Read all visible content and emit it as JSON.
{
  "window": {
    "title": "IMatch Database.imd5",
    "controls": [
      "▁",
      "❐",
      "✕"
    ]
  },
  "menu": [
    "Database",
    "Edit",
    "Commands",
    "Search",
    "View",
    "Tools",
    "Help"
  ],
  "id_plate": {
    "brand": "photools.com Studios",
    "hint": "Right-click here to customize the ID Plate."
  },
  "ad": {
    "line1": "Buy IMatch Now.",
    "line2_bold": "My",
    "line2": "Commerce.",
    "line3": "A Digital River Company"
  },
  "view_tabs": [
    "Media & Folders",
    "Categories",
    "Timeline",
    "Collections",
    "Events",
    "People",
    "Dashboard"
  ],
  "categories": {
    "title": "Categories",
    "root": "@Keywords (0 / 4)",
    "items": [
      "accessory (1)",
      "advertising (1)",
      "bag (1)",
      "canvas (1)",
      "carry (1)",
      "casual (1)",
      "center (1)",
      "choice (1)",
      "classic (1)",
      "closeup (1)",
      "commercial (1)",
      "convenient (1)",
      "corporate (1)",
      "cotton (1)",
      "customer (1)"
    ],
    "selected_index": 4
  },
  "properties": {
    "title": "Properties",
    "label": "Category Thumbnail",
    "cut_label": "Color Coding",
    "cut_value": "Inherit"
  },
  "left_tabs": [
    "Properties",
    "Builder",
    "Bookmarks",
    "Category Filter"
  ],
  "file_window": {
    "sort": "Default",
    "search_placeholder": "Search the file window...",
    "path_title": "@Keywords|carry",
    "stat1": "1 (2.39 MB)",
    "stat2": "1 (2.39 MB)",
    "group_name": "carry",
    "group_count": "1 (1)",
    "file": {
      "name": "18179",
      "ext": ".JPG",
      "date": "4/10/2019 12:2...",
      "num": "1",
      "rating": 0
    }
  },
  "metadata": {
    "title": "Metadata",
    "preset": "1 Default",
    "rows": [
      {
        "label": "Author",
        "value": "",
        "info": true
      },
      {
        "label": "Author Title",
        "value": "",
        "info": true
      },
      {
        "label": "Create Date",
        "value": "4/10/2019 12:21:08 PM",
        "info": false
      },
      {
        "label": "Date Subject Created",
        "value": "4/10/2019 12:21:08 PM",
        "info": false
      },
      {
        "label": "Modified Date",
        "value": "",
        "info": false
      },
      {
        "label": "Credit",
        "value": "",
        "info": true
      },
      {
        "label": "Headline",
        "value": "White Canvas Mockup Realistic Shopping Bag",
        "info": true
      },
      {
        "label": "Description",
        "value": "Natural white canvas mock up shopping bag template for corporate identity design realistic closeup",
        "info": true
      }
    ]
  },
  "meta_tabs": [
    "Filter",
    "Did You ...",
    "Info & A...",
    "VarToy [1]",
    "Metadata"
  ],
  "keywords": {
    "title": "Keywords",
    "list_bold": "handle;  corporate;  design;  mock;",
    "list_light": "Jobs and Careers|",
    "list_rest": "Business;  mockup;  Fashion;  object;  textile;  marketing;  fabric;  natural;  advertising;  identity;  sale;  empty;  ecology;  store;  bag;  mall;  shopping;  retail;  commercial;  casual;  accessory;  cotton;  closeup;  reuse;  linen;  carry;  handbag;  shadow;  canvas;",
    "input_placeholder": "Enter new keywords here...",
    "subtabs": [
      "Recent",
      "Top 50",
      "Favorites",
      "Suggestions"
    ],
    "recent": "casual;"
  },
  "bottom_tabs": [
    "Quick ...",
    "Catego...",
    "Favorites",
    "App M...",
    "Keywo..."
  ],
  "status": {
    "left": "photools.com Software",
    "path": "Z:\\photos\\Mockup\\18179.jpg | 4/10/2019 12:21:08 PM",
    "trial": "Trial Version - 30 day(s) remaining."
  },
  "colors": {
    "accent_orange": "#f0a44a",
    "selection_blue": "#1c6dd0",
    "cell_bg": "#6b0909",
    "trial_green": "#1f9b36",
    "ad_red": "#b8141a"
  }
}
◇ ◇ ◇ ◇
[Given instruction]
Return every line containing "carry".

[Solution for this problem]
      "carry (1)",
    "path_title": "@Keywords|carry",
    "group_name": "carry",
    "list_rest": "Business;  mockup;  Fashion;  object;  textile;  marketing;  fabric;  natural;  advertising;  identity;  sale;  empty;  ecology;  store;  bag;  mall;  shopping;  retail;  commercial;  casual;  accessory;  cotton;  closeup;  reuse;  linen;  carry;  handbag;  shadow;  canvas;",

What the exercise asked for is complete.